> [Aim of the exercise] Print the data that follows exactly.

## begin Provided records

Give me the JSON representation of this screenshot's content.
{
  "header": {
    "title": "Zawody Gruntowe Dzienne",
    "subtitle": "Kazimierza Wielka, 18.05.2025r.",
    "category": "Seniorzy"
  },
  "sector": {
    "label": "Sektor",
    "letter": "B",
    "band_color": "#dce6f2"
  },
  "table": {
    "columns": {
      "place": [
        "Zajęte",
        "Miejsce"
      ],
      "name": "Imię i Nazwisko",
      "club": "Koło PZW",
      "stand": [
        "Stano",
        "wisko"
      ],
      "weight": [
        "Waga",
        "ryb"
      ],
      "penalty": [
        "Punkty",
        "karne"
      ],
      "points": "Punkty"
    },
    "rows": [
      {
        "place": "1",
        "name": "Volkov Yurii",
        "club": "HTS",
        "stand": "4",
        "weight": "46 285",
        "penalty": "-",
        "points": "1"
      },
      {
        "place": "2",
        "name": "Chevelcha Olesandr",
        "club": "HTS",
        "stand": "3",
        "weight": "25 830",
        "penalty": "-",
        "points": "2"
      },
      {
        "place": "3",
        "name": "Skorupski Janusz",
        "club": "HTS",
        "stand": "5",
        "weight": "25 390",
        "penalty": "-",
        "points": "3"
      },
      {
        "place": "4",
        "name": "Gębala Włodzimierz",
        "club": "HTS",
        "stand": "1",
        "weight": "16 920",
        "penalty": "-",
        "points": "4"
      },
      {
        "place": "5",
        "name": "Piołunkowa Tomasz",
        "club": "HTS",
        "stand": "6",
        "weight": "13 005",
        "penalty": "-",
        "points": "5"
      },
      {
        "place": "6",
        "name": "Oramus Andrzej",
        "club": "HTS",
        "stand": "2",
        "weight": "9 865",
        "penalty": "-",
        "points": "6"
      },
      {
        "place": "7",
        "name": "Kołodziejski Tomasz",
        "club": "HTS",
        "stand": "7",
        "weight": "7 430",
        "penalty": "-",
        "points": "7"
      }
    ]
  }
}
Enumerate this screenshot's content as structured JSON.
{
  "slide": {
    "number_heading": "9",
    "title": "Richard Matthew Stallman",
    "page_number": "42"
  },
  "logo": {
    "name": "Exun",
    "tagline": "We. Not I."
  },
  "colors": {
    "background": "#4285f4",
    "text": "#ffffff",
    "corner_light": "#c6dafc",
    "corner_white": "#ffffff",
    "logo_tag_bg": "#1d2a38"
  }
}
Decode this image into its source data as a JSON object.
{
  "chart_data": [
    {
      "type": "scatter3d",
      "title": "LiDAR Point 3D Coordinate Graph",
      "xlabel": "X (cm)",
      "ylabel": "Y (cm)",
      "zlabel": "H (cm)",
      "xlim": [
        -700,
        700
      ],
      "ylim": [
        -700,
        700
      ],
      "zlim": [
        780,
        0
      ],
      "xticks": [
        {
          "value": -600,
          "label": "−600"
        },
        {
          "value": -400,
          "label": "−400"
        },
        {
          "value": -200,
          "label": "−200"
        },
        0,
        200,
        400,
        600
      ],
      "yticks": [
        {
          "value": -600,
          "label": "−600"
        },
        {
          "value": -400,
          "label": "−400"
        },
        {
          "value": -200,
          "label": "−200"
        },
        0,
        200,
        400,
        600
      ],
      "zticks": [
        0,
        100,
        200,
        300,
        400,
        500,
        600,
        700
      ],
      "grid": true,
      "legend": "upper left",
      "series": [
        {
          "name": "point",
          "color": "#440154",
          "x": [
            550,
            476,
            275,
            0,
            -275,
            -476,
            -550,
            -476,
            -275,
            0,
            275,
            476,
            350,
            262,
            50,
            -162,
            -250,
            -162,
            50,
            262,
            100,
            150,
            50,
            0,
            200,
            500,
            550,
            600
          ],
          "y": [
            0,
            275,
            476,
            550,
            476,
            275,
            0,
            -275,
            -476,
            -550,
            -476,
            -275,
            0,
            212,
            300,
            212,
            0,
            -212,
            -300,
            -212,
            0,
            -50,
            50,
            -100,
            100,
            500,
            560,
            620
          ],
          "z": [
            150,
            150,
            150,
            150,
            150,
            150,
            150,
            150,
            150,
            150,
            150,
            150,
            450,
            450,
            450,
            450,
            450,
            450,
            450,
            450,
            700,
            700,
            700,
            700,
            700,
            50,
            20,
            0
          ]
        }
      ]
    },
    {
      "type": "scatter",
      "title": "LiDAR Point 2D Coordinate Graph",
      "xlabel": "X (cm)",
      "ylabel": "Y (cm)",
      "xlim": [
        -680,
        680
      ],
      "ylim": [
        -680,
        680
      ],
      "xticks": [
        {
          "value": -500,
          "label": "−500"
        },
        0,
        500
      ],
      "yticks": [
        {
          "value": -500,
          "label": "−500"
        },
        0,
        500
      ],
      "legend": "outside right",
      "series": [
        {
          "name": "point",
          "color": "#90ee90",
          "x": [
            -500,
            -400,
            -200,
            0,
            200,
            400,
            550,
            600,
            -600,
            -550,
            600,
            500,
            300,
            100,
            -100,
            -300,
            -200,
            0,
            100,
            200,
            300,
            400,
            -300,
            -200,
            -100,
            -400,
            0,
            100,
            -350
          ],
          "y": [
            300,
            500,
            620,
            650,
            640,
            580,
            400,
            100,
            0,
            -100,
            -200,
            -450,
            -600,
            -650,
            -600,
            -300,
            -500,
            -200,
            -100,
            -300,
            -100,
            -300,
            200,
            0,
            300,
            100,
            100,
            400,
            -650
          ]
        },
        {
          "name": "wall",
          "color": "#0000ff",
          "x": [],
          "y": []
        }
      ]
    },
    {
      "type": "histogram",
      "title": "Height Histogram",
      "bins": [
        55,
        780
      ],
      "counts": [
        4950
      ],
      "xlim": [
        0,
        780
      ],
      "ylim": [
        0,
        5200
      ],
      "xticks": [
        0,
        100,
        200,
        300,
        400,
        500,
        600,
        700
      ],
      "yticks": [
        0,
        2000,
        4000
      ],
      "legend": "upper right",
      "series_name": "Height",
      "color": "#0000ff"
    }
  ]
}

## end Provided records

> [Finished exercise]
Give me the JSON representation of this screenshot's content.
{
  "header": {
    "title": "Zawody Gruntowe Dzienne",
    "subtitle": "Kazimierza Wielka, 18.05.2025r.",
    "category": "Seniorzy"
  },
  "sector": {
    "label": "Sektor",
    "letter": "B",
    "band_color": "#dce6f2"
  },
  "table": {
    "columns": {
      "place": [
        "Zajęte",
        "Miejsce"
      ],
      "name": "Imię i Nazwisko",
      "club": "Koło PZW",
      "stand": [
        "Stano",
        "wisko"
      ],
      "weight": [
        "Waga",
        "ryb"
      ],
      "penalty": [
        "Punkty",
        "karne"
      ],
      "points": "Punkty"
    },
    "rows": [
      {
        "place": "1",
        "name": "Volkov Yurii",
        "club": "HTS",
        "stand": "4",
        "weight": "46 285",
        "penalty": "-",
        "points": "1"
      },
      {
        "place": "2",
        "name": "Chevelcha Olesandr",
        "club": "HTS",
        "stand": "3",
        "weight": "25 830",
        "penalty": "-",
        "points": "2"
      },
      {
        "place": "3",
        "name": "Skorupski Janusz",
        "club": "HTS",
        "stand": "5",
        "weight": "25 390",
        "penalty": "-",
        "points": "3"
      },
      {
        "place": "4",
        "name": "Gębala Włodzimierz",
        "club": "HTS",
        "stand": "1",
        "weight": "16 920",
        "penalty": "-",
        "points": "4"
      },
      {
        "place": "5",
        "name": "Piołunkowa Tomasz",
        "club": "HTS",
        "stand": "6",
        "weight": "13 005",
        "penalty": "-",
        "points": "5"
      },
      {
        "place": "6",
        "name": "Oramus Andrzej",
        "club": "HTS",
        "stand": "2",
        "weight": "9 865",
        "penalty": "-",
        "points": "6"
      },
      {
        "place": "7",
        "name": "Kołodziejski Tomasz",
        "club": "HTS",
        "stand": "7",
        "weight": "7 430",
        "penalty": "-",
        "points": "7"
      }
    ]
  }
}
Enumerate this screenshot's content as structured JSON.
{
  "slide": {
    "number_heading": "9",
    "title": "Richard Matthew Stallman",
    "page_number": "42"
  },
  "logo": {
    "name": "Exun",
    "tagline": "We. Not I."
  },
  "colors": {
    "background": "#4285f4",
    "text": "#ffffff",
    "corner_light": "#c6dafc",
    "corner_white": "#ffffff",
    "logo_tag_bg": "#1d2a38"
  }
}
Decode this image into its source data as a JSON object.
{
  "chart_data": [
    {
      "type": "scatter3d",
      "title": "LiDAR Point 3D Coordinate Graph",
      "xlabel": "X (cm)",
      "ylabel": "Y (cm)",
      "zlabel": "H (cm)",
      "xlim": [
        -700,
        700
      ],
      "ylim": [
        -700,
        700
      ],
      "zlim": [
        780,
        0
      ],
      "xticks": [
        {
          "value": -600,
          "label": "−600"
        },
        {
          "value": -400,
          "label": "−400"
        },
        {
          "value": -200,
          "label": "−200"
        },
        0,
        200,
        400,
        600
      ],
      "yticks": [
        {
          "value": -600,
          "label": "−600"
        },
        {
          "value": -400,
          "label": "−400"
        },
        {
          "value": -200,
          "label": "−200"
        },
        0,
        200,
        400,
        600
      ],
      "zticks": [
        0,
        100,
        200,
        300,
        400,
        500,
        600,
        700
      ],
      "grid": true,
      "legend": "upper left",
      "series": [
        {
          "name": "point",
          "color": "#440154",
          "x": [
            550,
            476,
            275,
            0,
            -275,
            -476,
            -550,
            -476,
            -275,
            0,
            275,
            476,
            350,
            262,
            50,
            -162,
            -250,
            -162,
            50,
            262,
            100,
            150,
            50,
            0,
            200,
            500,
            550,
            600
          ],
          "y": [
            0,
            275,
            476,
            550,
            476,
            275,
            0,
            -275,
            -476,
            -550,
            -476,
            -275,
            0,
            212,
            300,
            212,
            0,
            -212,
            -300,
            -212,
            0,
            -50,
            50,
            -100,
            100,
            500,
            560,
            620
          ],
          "z": [
            150,
            150,
            150,
            150,
            150,
            150,
            150,
            150,
            150,
            150,
            150,
            150,
            450,
            450,
            450,
            450,
            450,
            450,
            450,
            450,
            700,
            700,
            700,
            700,
            700,
            50,
            20,
            0
          ]
        }
      ]
    },
    {
      "type": "scatter",
      "title": "LiDAR Point 2D Coordinate Graph",
      "xlabel": "X (cm)",
      "ylabel": "Y (cm)",
      "xlim": [
        -680,
        680
      ],
      "ylim": [
        -680,
        680
      ],
      "xticks": [
        {
          "value": -500,
          "label": "−500"
        },
        0,
        500
      ],
      "yticks": [
        {
          "value": -500,
          "label": "−500"
        },
        0,
        500
      ],
      "legend": "outside right",
      "series": [
        {
          "name": "point",
          "color": "#90ee90",
          "x": [
            -500,
            -400,
            -200,
            0,
            200,
            400,
            550,
            600,
            -600,
            -550,
            600,
            500,
            300,
            100,
            -100,
            -300,
            -200,
            0,
            100,
            200,
            300,
            400,
            -300,
            -200,
            -100,
            -400,
            0,
            100,
            -350
          ],
          "y": [
            300,
            500,
            620,
            650,
            640,
            580,
            400,
            100,
            0,
            -100,
            -200,
            -450,
            -600,
            -650,
            -600,
            -300,
            -500,
            -200,
            -100,
            -300,
            -100,
            -300,
            200,
            0,
            300,
            100,
            100,
            400,
            -650
          ]
        },
        {
          "name": "wall",
          "color": "#0000ff",
          "x": [],
          "y": []
        }
      ]
    },
    {
      "type": "histogram",
      "title": "Height Histogram",
      "bins": [
        55,
        780
      ],
      "counts": [
        4950
      ],
      "xlim": [
        0,
        780
      ],
      "ylim": [
        0,
        5200
      ],
      "xticks": [
        0,
        100,
        200,
        300,
        400,
        500,
        600,
        700
      ],
      "yticks": [
        0,
        2000,
        4000
      ],
      "legend": "upper right",
      "series_name": "Height",
      "color": "#0000ff"
    }
  ]
}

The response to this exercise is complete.